* [To be done] Repeat exactly the lines from the line containing "Read this page and output its text content." through the last line of the records below, inclusive, and nothing else.

## Begin

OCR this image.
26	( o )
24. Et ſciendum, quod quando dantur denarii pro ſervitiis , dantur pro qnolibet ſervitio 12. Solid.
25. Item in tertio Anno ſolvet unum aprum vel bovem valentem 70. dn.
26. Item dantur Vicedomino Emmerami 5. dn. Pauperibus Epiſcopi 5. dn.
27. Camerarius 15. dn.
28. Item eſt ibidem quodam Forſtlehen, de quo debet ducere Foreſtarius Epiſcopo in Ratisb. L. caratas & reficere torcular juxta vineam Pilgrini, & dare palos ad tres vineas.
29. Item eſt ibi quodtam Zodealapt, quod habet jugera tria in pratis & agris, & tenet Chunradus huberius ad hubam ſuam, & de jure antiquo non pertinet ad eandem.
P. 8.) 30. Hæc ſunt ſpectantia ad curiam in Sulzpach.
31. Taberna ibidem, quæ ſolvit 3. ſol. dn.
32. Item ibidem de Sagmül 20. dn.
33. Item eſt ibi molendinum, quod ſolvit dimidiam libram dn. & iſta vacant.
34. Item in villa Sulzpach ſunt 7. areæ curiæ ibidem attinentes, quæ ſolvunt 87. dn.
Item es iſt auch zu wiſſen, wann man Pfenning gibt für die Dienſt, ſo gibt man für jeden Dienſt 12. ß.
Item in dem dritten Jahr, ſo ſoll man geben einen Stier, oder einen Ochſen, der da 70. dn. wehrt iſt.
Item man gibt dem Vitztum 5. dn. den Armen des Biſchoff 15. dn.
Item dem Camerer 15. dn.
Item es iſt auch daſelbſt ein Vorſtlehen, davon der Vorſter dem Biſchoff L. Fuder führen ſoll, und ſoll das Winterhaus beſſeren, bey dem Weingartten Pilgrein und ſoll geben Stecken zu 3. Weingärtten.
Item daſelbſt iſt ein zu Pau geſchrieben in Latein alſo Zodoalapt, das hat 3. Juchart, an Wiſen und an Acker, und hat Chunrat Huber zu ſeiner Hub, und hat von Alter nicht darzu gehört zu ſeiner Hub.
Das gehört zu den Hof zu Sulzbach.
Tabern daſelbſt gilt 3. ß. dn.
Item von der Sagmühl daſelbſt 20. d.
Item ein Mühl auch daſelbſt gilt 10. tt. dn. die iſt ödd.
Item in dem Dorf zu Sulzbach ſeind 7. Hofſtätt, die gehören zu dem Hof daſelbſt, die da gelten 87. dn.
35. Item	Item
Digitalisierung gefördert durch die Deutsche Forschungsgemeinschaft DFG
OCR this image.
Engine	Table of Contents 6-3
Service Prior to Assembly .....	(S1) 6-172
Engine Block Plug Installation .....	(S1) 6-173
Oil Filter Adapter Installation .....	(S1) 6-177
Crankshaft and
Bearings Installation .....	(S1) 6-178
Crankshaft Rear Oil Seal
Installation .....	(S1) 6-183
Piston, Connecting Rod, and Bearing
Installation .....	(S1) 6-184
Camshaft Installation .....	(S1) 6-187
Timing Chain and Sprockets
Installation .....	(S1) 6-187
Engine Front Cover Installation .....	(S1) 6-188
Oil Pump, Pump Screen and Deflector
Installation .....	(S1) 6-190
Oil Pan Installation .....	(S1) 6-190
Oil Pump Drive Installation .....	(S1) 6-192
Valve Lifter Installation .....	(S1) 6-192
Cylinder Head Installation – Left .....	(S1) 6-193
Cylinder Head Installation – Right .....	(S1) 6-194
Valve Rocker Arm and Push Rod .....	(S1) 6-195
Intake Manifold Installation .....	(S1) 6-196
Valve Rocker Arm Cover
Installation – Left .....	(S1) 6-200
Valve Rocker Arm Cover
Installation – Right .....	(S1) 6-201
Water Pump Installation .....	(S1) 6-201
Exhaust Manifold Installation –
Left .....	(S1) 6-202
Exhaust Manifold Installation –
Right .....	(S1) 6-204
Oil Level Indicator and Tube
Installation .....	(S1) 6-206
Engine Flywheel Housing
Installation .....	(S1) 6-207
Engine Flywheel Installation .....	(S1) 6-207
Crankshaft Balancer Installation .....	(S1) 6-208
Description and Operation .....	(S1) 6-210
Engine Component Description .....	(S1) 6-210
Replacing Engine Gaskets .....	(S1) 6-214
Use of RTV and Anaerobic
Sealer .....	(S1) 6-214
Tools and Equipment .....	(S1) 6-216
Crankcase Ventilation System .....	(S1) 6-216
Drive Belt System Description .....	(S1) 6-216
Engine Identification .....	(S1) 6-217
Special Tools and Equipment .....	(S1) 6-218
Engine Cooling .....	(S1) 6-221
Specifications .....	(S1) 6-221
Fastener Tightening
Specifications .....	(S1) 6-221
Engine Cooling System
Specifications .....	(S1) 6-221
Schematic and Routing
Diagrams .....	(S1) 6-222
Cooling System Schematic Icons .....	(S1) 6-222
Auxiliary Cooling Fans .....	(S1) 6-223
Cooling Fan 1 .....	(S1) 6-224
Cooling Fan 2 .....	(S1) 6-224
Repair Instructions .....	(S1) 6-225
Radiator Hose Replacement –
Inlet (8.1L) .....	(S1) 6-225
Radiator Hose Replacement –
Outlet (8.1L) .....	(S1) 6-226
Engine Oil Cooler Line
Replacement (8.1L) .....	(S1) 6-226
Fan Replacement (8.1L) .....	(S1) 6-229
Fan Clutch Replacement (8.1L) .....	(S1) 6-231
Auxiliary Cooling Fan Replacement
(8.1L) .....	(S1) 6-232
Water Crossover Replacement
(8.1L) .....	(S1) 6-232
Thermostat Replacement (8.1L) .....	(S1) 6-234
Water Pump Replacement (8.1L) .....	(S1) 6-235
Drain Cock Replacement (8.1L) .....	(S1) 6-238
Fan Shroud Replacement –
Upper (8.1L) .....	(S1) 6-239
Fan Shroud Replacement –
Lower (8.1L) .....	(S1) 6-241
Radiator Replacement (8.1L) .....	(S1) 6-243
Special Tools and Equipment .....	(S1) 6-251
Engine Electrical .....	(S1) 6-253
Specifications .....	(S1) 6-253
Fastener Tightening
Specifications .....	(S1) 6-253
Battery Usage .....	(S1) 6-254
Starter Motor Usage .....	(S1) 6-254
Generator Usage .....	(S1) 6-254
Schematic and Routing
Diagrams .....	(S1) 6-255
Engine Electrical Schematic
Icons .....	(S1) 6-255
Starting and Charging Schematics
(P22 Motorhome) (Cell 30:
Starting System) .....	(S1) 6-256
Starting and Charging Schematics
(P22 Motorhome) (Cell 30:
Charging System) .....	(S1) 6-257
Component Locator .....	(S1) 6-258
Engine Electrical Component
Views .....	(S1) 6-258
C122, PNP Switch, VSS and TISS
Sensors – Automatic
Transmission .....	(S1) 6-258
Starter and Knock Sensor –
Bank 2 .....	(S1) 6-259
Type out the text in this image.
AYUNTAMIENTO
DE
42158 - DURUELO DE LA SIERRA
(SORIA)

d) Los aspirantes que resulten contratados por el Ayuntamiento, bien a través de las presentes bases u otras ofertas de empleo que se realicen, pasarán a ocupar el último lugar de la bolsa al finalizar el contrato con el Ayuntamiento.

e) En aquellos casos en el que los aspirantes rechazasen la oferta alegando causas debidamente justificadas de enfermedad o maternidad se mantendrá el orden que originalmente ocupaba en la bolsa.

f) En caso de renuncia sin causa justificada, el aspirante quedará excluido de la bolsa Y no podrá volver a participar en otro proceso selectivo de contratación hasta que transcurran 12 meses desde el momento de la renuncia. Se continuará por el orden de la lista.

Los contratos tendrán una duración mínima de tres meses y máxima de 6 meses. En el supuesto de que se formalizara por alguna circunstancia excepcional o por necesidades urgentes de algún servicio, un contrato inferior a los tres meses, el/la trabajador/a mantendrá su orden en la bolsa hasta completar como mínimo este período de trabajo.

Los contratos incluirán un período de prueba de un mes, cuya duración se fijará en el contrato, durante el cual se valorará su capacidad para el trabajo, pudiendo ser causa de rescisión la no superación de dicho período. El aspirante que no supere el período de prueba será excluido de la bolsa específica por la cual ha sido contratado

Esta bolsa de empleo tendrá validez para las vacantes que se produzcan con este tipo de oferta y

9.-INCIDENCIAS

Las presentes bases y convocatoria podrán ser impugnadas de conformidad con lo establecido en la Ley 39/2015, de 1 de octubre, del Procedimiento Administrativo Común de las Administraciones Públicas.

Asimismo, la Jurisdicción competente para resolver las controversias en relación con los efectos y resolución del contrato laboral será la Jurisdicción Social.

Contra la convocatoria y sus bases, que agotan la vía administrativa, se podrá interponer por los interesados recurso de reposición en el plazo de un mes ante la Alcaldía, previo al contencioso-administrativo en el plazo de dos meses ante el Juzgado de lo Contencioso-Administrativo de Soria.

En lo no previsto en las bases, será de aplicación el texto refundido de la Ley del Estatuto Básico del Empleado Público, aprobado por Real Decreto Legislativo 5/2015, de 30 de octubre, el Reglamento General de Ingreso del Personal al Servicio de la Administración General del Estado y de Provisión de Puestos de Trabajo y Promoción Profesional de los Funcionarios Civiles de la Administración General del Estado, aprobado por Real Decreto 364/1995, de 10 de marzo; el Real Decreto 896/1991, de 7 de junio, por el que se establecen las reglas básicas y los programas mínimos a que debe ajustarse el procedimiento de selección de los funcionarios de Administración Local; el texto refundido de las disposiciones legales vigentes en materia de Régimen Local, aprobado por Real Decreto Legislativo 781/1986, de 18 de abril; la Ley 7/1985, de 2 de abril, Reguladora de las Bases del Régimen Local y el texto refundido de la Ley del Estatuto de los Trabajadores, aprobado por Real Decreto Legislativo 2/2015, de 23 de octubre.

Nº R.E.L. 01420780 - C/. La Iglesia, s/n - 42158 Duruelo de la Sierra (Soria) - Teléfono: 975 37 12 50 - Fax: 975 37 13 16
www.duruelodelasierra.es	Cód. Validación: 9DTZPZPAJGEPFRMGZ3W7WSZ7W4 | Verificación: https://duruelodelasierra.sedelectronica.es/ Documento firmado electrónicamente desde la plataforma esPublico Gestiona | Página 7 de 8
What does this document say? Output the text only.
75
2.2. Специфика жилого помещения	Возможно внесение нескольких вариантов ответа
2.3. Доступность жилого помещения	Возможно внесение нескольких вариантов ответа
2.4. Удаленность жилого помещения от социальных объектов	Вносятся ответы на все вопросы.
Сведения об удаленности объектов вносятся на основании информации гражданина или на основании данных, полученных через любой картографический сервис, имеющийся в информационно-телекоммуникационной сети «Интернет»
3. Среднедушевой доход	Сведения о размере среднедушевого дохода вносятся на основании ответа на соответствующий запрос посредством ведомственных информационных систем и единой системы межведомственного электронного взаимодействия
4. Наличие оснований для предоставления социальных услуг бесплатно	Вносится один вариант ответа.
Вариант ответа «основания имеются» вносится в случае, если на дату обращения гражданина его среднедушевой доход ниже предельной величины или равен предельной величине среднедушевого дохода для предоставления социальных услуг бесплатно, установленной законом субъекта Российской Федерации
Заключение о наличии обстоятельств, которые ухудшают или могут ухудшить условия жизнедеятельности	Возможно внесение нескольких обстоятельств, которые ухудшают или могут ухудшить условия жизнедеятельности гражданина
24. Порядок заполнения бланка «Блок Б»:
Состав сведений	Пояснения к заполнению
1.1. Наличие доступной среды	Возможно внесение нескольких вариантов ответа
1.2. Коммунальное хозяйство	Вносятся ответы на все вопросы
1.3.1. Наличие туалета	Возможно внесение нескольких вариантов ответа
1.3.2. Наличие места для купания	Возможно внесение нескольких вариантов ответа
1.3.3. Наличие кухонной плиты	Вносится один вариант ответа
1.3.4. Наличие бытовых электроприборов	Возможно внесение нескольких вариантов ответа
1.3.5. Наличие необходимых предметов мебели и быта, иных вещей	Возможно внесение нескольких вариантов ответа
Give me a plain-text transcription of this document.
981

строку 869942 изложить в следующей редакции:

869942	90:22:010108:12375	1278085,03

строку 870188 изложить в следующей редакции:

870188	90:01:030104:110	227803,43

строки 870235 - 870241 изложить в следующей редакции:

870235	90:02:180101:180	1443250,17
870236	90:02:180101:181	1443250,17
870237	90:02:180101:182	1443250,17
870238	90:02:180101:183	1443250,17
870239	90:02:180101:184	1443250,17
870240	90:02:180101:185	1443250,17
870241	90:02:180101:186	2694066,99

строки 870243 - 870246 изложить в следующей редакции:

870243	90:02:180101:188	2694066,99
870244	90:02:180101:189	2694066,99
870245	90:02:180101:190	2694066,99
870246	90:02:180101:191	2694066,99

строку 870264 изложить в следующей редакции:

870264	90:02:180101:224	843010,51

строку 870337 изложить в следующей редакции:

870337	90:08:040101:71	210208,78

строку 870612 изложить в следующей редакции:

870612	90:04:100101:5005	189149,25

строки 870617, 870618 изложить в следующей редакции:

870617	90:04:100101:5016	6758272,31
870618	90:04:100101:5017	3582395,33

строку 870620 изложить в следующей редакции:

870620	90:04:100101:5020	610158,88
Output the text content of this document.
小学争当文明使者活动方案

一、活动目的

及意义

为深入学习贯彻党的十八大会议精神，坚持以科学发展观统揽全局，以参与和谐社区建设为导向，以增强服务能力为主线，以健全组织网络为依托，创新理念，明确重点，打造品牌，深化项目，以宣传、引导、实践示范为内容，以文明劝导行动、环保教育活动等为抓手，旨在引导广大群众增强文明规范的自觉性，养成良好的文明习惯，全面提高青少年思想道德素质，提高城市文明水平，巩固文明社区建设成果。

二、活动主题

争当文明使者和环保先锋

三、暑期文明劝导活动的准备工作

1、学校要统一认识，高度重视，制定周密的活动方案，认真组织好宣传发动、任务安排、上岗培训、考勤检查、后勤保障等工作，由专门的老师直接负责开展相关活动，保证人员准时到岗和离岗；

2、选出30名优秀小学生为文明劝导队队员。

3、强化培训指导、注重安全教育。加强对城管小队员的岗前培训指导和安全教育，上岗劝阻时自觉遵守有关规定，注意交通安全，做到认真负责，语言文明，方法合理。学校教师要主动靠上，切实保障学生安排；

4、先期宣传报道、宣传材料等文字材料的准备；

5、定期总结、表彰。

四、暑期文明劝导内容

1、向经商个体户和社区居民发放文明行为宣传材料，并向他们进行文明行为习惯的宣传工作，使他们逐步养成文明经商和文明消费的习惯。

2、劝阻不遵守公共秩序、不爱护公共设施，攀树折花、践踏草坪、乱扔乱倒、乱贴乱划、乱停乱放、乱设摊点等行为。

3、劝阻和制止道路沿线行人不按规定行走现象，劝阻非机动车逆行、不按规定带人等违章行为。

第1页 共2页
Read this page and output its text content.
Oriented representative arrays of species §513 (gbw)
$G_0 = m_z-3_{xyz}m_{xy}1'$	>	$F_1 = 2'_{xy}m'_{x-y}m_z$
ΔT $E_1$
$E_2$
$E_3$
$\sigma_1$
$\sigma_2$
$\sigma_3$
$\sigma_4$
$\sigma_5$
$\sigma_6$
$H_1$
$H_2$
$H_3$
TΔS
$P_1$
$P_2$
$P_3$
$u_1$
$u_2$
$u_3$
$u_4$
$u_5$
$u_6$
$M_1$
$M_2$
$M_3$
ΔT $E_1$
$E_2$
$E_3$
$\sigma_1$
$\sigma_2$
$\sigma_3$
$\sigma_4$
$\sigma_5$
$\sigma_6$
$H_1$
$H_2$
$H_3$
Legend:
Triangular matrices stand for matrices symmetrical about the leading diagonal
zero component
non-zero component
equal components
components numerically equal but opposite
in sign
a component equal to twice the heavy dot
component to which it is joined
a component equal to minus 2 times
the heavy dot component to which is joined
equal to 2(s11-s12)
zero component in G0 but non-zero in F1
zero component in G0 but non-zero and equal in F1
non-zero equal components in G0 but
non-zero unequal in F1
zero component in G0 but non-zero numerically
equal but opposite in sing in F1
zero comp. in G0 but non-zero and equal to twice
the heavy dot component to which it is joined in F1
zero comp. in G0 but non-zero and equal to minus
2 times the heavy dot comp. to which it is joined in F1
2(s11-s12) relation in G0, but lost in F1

## End

* [Written answer]
Read this page and output its text content.
Oriented representative arrays of species §513 (gbw)
$G_0 = m_z-3_{xyz}m_{xy}1'$	>	$F_1 = 2'_{xy}m'_{x-y}m_z$
ΔT $E_1$
$E_2$
$E_3$
$\sigma_1$
$\sigma_2$
$\sigma_3$
$\sigma_4$
$\sigma_5$
$\sigma_6$
$H_1$
$H_2$
$H_3$
TΔS
$P_1$
$P_2$
$P_3$
$u_1$
$u_2$
$u_3$
$u_4$
$u_5$
$u_6$
$M_1$
$M_2$
$M_3$
ΔT $E_1$
$E_2$
$E_3$
$\sigma_1$
$\sigma_2$
$\sigma_3$
$\sigma_4$
$\sigma_5$
$\sigma_6$
$H_1$
$H_2$
$H_3$
Legend:
Triangular matrices stand for matrices symmetrical about the leading diagonal
zero component
non-zero component
equal components
components numerically equal but opposite
in sign
a component equal to twice the heavy dot
component to which it is joined
a component equal to minus 2 times
the heavy dot component to which is joined
equal to 2(s11-s12)
zero component in G0 but non-zero in F1
zero component in G0 but non-zero and equal in F1
non-zero equal components in G0 but
non-zero unequal in F1
zero component in G0 but non-zero numerically
equal but opposite in sing in F1
zero comp. in G0 but non-zero and equal to twice
the heavy dot component to which it is joined in F1
zero comp. in G0 but non-zero and equal to minus
2 times the heavy dot comp. to which it is joined in F1
2(s11-s12) relation in G0, but lost in F1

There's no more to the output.